• **Goal**
Locate every line below that contains the word "JSON" and copy it.
** Begin Material provided **
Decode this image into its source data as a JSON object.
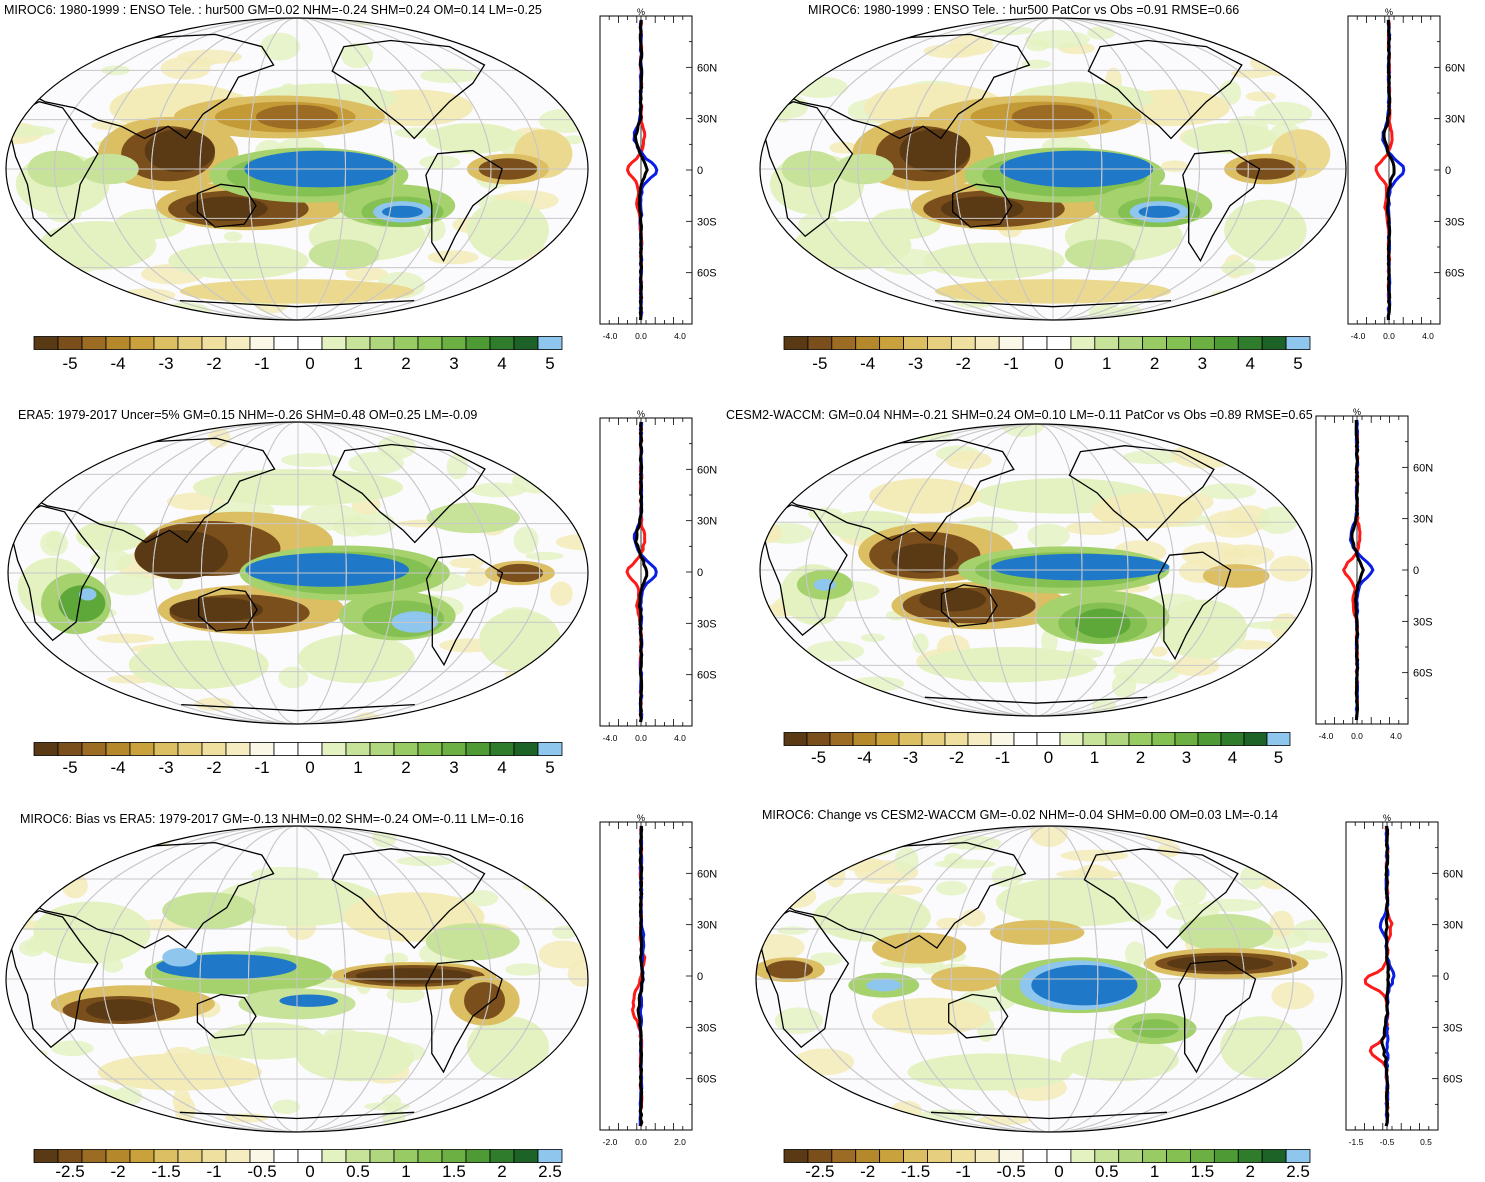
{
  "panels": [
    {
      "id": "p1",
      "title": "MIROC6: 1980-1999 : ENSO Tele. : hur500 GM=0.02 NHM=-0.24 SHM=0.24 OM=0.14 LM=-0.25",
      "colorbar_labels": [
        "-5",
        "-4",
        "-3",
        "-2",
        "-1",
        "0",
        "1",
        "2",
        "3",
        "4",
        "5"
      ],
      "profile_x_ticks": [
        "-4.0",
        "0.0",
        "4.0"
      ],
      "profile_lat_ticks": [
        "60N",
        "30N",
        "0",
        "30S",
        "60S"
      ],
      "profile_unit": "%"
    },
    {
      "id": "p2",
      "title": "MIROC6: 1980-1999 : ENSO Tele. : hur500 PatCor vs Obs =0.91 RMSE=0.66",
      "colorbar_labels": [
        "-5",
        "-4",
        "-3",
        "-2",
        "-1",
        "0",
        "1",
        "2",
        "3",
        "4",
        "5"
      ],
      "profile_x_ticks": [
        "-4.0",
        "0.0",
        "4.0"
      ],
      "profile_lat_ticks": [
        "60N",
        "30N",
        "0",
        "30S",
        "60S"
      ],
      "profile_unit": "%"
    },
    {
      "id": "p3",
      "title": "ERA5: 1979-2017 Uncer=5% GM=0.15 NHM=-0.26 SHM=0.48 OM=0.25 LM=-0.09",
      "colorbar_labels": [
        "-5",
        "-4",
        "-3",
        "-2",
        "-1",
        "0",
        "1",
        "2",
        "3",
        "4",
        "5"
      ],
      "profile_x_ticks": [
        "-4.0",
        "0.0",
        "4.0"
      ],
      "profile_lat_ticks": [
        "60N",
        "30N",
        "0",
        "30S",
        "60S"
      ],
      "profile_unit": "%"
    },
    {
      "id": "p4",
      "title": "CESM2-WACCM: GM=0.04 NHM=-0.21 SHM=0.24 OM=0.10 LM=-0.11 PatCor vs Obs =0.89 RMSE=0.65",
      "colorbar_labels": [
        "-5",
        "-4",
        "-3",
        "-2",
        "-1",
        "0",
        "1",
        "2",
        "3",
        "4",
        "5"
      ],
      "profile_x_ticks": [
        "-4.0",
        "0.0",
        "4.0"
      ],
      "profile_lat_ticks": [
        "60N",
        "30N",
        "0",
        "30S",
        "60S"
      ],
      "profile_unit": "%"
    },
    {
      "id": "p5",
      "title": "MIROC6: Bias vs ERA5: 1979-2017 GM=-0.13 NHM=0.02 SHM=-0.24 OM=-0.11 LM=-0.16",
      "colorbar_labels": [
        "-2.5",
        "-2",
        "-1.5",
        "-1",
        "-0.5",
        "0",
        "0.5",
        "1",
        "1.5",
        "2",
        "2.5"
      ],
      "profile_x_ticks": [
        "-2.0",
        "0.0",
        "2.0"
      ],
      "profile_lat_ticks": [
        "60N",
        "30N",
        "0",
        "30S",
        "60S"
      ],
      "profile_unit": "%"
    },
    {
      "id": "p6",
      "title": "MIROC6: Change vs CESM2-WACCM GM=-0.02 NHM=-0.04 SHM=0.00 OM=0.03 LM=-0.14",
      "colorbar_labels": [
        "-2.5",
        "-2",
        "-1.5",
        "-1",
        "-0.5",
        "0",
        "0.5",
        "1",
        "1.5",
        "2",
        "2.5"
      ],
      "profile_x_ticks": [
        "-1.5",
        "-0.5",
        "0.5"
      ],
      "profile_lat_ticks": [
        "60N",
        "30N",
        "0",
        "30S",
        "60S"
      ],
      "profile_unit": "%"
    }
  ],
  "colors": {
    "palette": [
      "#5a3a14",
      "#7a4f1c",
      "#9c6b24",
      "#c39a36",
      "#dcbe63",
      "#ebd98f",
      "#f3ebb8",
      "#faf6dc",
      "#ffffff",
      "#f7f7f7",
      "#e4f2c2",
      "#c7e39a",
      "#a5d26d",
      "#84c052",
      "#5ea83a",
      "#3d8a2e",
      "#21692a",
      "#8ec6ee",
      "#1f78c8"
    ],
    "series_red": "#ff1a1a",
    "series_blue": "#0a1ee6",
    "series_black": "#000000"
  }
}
** End Material provided **
** Begin Material provided **
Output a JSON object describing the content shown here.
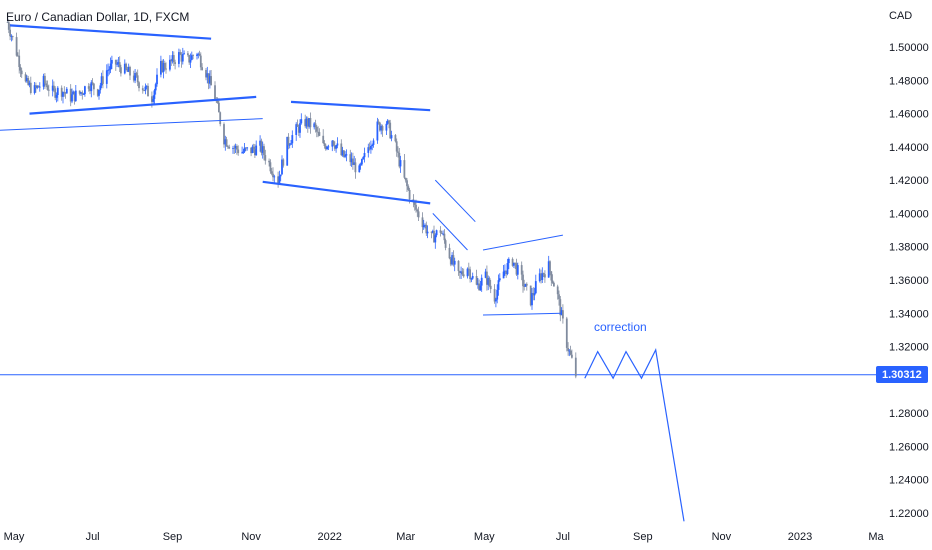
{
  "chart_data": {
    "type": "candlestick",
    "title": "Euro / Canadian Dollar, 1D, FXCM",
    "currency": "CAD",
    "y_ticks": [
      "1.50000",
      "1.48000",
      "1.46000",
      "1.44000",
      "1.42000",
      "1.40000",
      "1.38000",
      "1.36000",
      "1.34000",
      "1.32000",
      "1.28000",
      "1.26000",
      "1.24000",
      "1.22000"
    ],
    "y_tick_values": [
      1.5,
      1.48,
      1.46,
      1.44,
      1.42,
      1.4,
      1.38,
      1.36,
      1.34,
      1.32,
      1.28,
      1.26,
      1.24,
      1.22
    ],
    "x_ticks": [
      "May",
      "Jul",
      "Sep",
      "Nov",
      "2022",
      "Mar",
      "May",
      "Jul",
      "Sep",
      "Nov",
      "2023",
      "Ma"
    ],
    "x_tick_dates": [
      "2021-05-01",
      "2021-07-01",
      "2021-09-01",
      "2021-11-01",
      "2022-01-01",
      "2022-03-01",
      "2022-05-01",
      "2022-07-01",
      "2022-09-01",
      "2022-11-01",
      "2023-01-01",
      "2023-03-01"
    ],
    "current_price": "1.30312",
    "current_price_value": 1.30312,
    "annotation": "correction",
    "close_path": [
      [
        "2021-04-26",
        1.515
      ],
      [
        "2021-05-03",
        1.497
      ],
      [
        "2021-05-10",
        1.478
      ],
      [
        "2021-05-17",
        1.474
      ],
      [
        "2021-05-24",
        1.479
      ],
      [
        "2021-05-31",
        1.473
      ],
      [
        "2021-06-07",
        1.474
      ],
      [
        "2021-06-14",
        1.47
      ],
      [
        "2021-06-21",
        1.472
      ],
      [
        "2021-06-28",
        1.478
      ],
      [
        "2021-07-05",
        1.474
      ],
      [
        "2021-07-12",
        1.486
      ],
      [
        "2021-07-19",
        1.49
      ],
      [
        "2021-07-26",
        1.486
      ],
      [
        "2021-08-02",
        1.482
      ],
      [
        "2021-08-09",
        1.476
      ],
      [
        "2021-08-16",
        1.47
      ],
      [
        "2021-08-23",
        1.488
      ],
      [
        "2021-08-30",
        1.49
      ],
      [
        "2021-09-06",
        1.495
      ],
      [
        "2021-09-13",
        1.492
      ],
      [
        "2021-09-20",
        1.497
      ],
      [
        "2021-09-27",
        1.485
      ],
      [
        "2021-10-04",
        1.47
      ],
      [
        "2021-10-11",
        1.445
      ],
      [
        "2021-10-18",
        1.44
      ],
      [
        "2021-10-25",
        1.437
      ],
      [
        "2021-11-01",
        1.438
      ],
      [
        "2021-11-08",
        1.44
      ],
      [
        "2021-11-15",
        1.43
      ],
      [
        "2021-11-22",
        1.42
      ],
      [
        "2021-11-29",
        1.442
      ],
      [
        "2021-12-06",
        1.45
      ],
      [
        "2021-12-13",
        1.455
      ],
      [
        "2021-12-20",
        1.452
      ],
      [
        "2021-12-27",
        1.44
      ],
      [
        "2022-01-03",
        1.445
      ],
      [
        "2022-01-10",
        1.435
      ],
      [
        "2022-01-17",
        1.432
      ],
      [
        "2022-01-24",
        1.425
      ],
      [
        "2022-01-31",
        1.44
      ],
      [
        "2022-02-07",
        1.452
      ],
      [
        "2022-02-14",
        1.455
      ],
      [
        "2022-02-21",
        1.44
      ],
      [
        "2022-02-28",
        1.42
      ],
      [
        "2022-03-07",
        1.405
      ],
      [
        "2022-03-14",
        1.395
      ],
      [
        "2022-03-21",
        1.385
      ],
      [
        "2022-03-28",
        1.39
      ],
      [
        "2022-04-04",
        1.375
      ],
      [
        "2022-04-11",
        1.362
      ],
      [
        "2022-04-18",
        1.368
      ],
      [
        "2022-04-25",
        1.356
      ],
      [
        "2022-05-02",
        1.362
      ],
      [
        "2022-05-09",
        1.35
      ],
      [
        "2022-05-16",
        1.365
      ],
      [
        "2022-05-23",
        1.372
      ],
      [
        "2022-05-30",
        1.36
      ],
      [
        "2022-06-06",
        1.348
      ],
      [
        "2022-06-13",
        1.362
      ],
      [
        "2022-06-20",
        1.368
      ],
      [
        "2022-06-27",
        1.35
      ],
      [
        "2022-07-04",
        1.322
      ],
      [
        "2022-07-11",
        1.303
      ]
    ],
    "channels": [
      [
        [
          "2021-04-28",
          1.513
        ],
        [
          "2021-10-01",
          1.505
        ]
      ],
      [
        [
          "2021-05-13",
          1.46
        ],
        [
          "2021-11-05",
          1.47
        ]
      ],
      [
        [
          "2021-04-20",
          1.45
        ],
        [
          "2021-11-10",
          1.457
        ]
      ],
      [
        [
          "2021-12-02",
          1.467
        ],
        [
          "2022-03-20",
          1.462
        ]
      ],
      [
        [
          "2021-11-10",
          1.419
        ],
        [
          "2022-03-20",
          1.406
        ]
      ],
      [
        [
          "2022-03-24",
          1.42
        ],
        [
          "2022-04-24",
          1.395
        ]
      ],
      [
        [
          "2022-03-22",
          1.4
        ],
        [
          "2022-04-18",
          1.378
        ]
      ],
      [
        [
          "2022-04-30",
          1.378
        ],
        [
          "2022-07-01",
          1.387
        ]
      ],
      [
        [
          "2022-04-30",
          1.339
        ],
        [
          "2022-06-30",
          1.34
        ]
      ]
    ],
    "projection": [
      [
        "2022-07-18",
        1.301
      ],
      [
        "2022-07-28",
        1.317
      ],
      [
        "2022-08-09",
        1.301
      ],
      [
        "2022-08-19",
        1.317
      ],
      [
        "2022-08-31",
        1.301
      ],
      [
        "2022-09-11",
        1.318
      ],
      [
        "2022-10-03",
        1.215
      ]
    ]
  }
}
** End Material provided **
• **Task response**
Decode this image into its source data as a JSON object.
Output a JSON object describing the content shown here.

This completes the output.